WHAT IS EXPECTED> Filter the entries below, keeping every line that has the word "climatology".

STORED RECORDS>
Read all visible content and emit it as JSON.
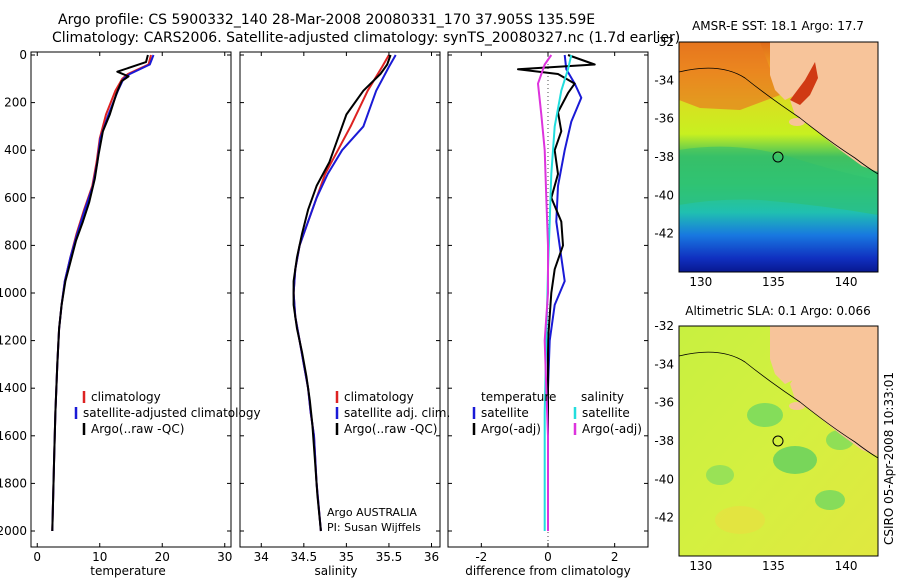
{
  "title_line1": "Argo profile: CS 5900332_140 28-Mar-2008 20080331_170 37.905S 135.59E",
  "title_line2": "Climatology: CARS2006. Satellite-adjusted climatology: synTS_20080327.nc (1.7d earlier)",
  "timestamp": "CSIRO 05-Apr-2008 10:33:01",
  "colors": {
    "climatology": "#dd2222",
    "satellite": "#1a1ad6",
    "argo": "#000000",
    "salinity_satellite": "#22dddd",
    "salinity_argo": "#dd33dd",
    "land": "#f7c49a"
  },
  "chart_data": [
    {
      "type": "line",
      "id": "temperature",
      "xlabel": "temperature",
      "ylabel": "",
      "xlim": [
        -1,
        31
      ],
      "ylim": [
        2050,
        0
      ],
      "xticks": [
        0,
        10,
        20,
        30
      ],
      "yticks": [
        0,
        200,
        400,
        600,
        800,
        1000,
        1200,
        1400,
        1600,
        1800,
        2000
      ],
      "legend": [
        "climatology",
        "satellite-adjusted climatology",
        "Argo(..raw -QC)"
      ],
      "series": [
        {
          "name": "climatology",
          "color": "#dd2222",
          "points": [
            [
              18.2,
              0
            ],
            [
              17.8,
              40
            ],
            [
              14.5,
              80
            ],
            [
              13.6,
              100
            ],
            [
              12.5,
              150
            ],
            [
              11.0,
              250
            ],
            [
              10.0,
              350
            ],
            [
              9.5,
              450
            ],
            [
              8.8,
              550
            ],
            [
              7.5,
              650
            ],
            [
              6.3,
              750
            ],
            [
              5.3,
              850
            ],
            [
              4.4,
              950
            ],
            [
              3.9,
              1050
            ],
            [
              3.5,
              1150
            ],
            [
              3.2,
              1300
            ],
            [
              2.9,
              1500
            ],
            [
              2.7,
              1700
            ],
            [
              2.5,
              1900
            ],
            [
              2.4,
              2000
            ]
          ]
        },
        {
          "name": "satellite-adjusted climatology",
          "color": "#1a1ad6",
          "points": [
            [
              18.6,
              0
            ],
            [
              18.0,
              40
            ],
            [
              14.8,
              80
            ],
            [
              13.8,
              100
            ],
            [
              12.9,
              150
            ],
            [
              11.4,
              250
            ],
            [
              10.1,
              350
            ],
            [
              9.6,
              450
            ],
            [
              8.9,
              550
            ],
            [
              7.6,
              650
            ],
            [
              6.4,
              750
            ],
            [
              5.3,
              850
            ],
            [
              4.4,
              950
            ],
            [
              3.9,
              1050
            ],
            [
              3.5,
              1150
            ],
            [
              3.2,
              1300
            ],
            [
              2.9,
              1500
            ],
            [
              2.7,
              1700
            ],
            [
              2.5,
              1900
            ],
            [
              2.4,
              2000
            ]
          ]
        },
        {
          "name": "Argo(..raw -QC)",
          "color": "#000000",
          "points": [
            [
              17.7,
              0
            ],
            [
              17.4,
              30
            ],
            [
              12.8,
              70
            ],
            [
              14.6,
              90
            ],
            [
              13.5,
              110
            ],
            [
              12.7,
              160
            ],
            [
              11.6,
              250
            ],
            [
              10.5,
              320
            ],
            [
              9.8,
              420
            ],
            [
              9.2,
              520
            ],
            [
              8.3,
              620
            ],
            [
              7.3,
              700
            ],
            [
              6.2,
              780
            ],
            [
              5.3,
              870
            ],
            [
              4.5,
              950
            ],
            [
              3.9,
              1050
            ],
            [
              3.5,
              1150
            ],
            [
              3.2,
              1300
            ],
            [
              2.9,
              1500
            ],
            [
              2.7,
              1700
            ],
            [
              2.5,
              1900
            ],
            [
              2.4,
              2000
            ]
          ]
        }
      ]
    },
    {
      "type": "line",
      "id": "salinity",
      "xlabel": "salinity",
      "xlim": [
        33.75,
        36.1
      ],
      "ylim": [
        2050,
        0
      ],
      "xticks": [
        34,
        34.5,
        35,
        35.5,
        36
      ],
      "xticklabels": [
        "34",
        "34.5",
        "35",
        "35.5",
        "36"
      ],
      "legend": [
        "climatology",
        "satellite adj. clim.",
        "Argo(..raw -QC)"
      ],
      "annotation": [
        "Argo AUSTRALIA",
        "PI: Susan Wijffels"
      ],
      "series": [
        {
          "name": "climatology",
          "color": "#dd2222",
          "points": [
            [
              35.5,
              0
            ],
            [
              35.42,
              50
            ],
            [
              35.25,
              150
            ],
            [
              35.05,
              300
            ],
            [
              34.9,
              400
            ],
            [
              34.75,
              500
            ],
            [
              34.65,
              600
            ],
            [
              34.55,
              700
            ],
            [
              34.45,
              800
            ],
            [
              34.4,
              900
            ],
            [
              34.38,
              1000
            ],
            [
              34.4,
              1100
            ],
            [
              34.45,
              1200
            ],
            [
              34.5,
              1300
            ],
            [
              34.55,
              1400
            ],
            [
              34.58,
              1500
            ],
            [
              34.62,
              1600
            ],
            [
              34.65,
              1800
            ],
            [
              34.7,
              2000
            ]
          ]
        },
        {
          "name": "satellite adj. clim.",
          "color": "#1a1ad6",
          "points": [
            [
              35.58,
              0
            ],
            [
              35.5,
              50
            ],
            [
              35.35,
              150
            ],
            [
              35.2,
              300
            ],
            [
              34.95,
              400
            ],
            [
              34.78,
              500
            ],
            [
              34.65,
              600
            ],
            [
              34.55,
              700
            ],
            [
              34.45,
              800
            ],
            [
              34.4,
              900
            ],
            [
              34.38,
              1000
            ],
            [
              34.4,
              1100
            ],
            [
              34.45,
              1200
            ],
            [
              34.5,
              1300
            ],
            [
              34.55,
              1400
            ],
            [
              34.58,
              1500
            ],
            [
              34.62,
              1600
            ],
            [
              34.65,
              1800
            ],
            [
              34.7,
              2000
            ]
          ]
        },
        {
          "name": "Argo(..raw -QC)",
          "color": "#000000",
          "points": [
            [
              35.52,
              0
            ],
            [
              35.48,
              40
            ],
            [
              35.4,
              80
            ],
            [
              35.2,
              150
            ],
            [
              35.0,
              250
            ],
            [
              34.9,
              350
            ],
            [
              34.8,
              450
            ],
            [
              34.65,
              550
            ],
            [
              34.55,
              650
            ],
            [
              34.48,
              750
            ],
            [
              34.42,
              850
            ],
            [
              34.38,
              950
            ],
            [
              34.38,
              1050
            ],
            [
              34.42,
              1150
            ],
            [
              34.48,
              1250
            ],
            [
              34.53,
              1350
            ],
            [
              34.57,
              1450
            ],
            [
              34.6,
              1550
            ],
            [
              34.63,
              1700
            ],
            [
              34.66,
              1850
            ],
            [
              34.7,
              2000
            ]
          ]
        }
      ]
    },
    {
      "type": "line",
      "id": "difference",
      "xlabel": "difference from climatology",
      "xlim": [
        -3,
        3
      ],
      "ylim": [
        2050,
        0
      ],
      "xticks": [
        -2,
        0,
        2
      ],
      "legend_headers": [
        "temperature",
        "salinity"
      ],
      "legend": [
        "satellite",
        "Argo(-adj)",
        "satellite",
        "Argo(-adj)"
      ],
      "series": [
        {
          "name": "temperature satellite",
          "color": "#1a1ad6",
          "points": [
            [
              0.5,
              0
            ],
            [
              0.55,
              60
            ],
            [
              0.8,
              120
            ],
            [
              1.0,
              180
            ],
            [
              0.7,
              280
            ],
            [
              0.5,
              400
            ],
            [
              0.3,
              550
            ],
            [
              0.25,
              700
            ],
            [
              0.4,
              850
            ],
            [
              0.5,
              950
            ],
            [
              0.2,
              1050
            ],
            [
              0.05,
              1200
            ],
            [
              0.0,
              1400
            ],
            [
              0.0,
              2000
            ]
          ]
        },
        {
          "name": "temperature Argo(-adj)",
          "color": "#000000",
          "points": [
            [
              0.6,
              0
            ],
            [
              1.4,
              40
            ],
            [
              -0.9,
              60
            ],
            [
              0.3,
              80
            ],
            [
              0.8,
              120
            ],
            [
              0.6,
              160
            ],
            [
              0.3,
              240
            ],
            [
              0.4,
              320
            ],
            [
              0.2,
              400
            ],
            [
              0.3,
              500
            ],
            [
              0.1,
              600
            ],
            [
              0.4,
              700
            ],
            [
              0.45,
              800
            ],
            [
              0.2,
              900
            ],
            [
              0.1,
              1000
            ],
            [
              0.0,
              1200
            ],
            [
              0.0,
              2000
            ]
          ]
        },
        {
          "name": "salinity satellite",
          "color": "#22dddd",
          "points": [
            [
              0.7,
              0
            ],
            [
              0.6,
              60
            ],
            [
              0.4,
              150
            ],
            [
              0.2,
              300
            ],
            [
              0.1,
              500
            ],
            [
              0.05,
              700
            ],
            [
              0.0,
              900
            ],
            [
              -0.05,
              1200
            ],
            [
              -0.1,
              1500
            ],
            [
              -0.1,
              2000
            ]
          ]
        },
        {
          "name": "salinity Argo(-adj)",
          "color": "#dd33dd",
          "points": [
            [
              0.1,
              0
            ],
            [
              -0.1,
              40
            ],
            [
              -0.3,
              120
            ],
            [
              -0.2,
              250
            ],
            [
              -0.1,
              400
            ],
            [
              -0.05,
              600
            ],
            [
              0.0,
              800
            ],
            [
              0.0,
              1000
            ],
            [
              -0.1,
              1200
            ],
            [
              -0.05,
              1400
            ],
            [
              0.0,
              1600
            ],
            [
              0.0,
              2000
            ]
          ]
        }
      ]
    },
    {
      "type": "heatmap",
      "id": "sst-map",
      "title": "AMSR-E SST: 18.1 Argo: 17.7",
      "xlim": [
        128.5,
        142.2
      ],
      "ylim": [
        -44,
        -32
      ],
      "xticks": [
        130,
        135,
        140
      ],
      "yticks": [
        -32,
        -34,
        -36,
        -38,
        -40,
        -42
      ],
      "argo_position": [
        135.59,
        -37.905
      ]
    },
    {
      "type": "heatmap",
      "id": "sla-map",
      "title": "Altimetric SLA: 0.1 Argo: 0.066",
      "xlim": [
        128.5,
        142.2
      ],
      "ylim": [
        -44,
        -32
      ],
      "xticks": [
        130,
        135,
        140
      ],
      "yticks": [
        -32,
        -34,
        -36,
        -38,
        -40,
        -42
      ],
      "argo_position": [
        135.59,
        -37.905
      ]
    }
  ]
}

RIGHT ANSWER>
  "title_line2": "Climatology: CARS2006. Satellite-adjusted climatology: synTS_20080327.nc (1.7d earlier)",
    "climatology": "#dd2222",
        "climatology",
        "satellite-adjusted climatology",
          "name": "climatology",
          "name": "satellite-adjusted climatology",
        "climatology",
          "name": "climatology",
      "xlabel": "difference from climatology",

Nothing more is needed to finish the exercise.